» **Work to do**: Look for the string "Ouest" and copy every line that has it.

--- Start Data for processing ---

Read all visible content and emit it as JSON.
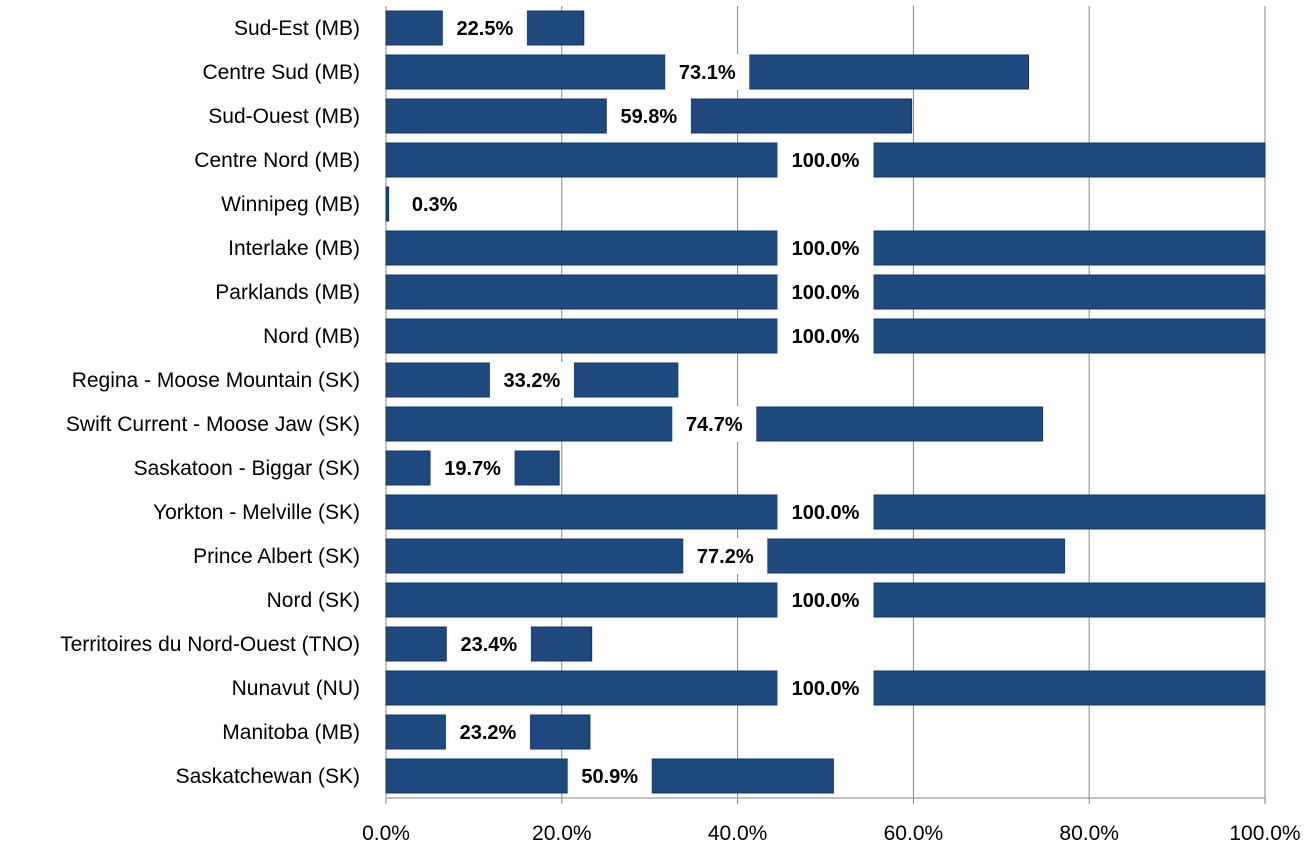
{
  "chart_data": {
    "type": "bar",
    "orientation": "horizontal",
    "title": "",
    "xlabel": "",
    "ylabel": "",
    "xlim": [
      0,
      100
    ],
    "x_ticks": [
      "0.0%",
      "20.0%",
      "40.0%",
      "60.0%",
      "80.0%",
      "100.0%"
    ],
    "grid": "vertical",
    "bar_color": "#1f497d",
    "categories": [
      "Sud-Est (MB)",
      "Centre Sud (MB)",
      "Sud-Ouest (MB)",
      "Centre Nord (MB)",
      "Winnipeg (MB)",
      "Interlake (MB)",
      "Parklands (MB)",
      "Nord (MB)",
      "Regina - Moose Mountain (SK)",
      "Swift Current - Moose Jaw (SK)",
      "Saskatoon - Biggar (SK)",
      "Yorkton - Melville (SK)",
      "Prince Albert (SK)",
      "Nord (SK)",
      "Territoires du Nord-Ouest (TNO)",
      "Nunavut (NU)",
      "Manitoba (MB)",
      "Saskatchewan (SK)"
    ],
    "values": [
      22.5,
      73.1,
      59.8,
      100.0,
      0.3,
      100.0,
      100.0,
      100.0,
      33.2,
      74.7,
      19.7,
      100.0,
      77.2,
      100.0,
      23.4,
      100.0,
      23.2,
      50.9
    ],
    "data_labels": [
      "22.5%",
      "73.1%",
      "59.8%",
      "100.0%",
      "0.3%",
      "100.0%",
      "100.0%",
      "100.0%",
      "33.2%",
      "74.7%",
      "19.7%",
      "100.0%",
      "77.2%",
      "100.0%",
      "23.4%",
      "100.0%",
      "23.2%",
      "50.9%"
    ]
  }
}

--- End Data for processing ---
--- Start Data for processing ---

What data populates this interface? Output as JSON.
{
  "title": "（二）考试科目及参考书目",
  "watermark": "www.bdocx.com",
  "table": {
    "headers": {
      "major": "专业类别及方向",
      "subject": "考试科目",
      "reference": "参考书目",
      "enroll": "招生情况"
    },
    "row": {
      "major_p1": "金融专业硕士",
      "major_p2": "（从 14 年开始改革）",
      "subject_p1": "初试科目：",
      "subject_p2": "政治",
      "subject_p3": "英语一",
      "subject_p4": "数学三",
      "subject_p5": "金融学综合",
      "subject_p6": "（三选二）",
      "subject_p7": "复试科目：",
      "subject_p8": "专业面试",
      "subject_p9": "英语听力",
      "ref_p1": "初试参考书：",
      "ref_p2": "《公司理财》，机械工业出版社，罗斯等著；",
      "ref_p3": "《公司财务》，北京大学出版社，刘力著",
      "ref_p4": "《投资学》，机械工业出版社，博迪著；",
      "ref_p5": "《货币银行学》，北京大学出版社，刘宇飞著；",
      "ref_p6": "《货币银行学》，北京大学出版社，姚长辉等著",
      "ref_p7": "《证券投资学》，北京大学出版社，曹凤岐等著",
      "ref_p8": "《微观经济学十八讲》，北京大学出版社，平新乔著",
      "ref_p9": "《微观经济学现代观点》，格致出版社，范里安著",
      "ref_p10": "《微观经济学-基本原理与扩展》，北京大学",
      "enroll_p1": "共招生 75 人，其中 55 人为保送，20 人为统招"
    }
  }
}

--- End Data for processing ---

» **Reply to the exercise**:
      "Sud-Ouest (MB)",
      "Territoires du Nord-Ouest (TNO)",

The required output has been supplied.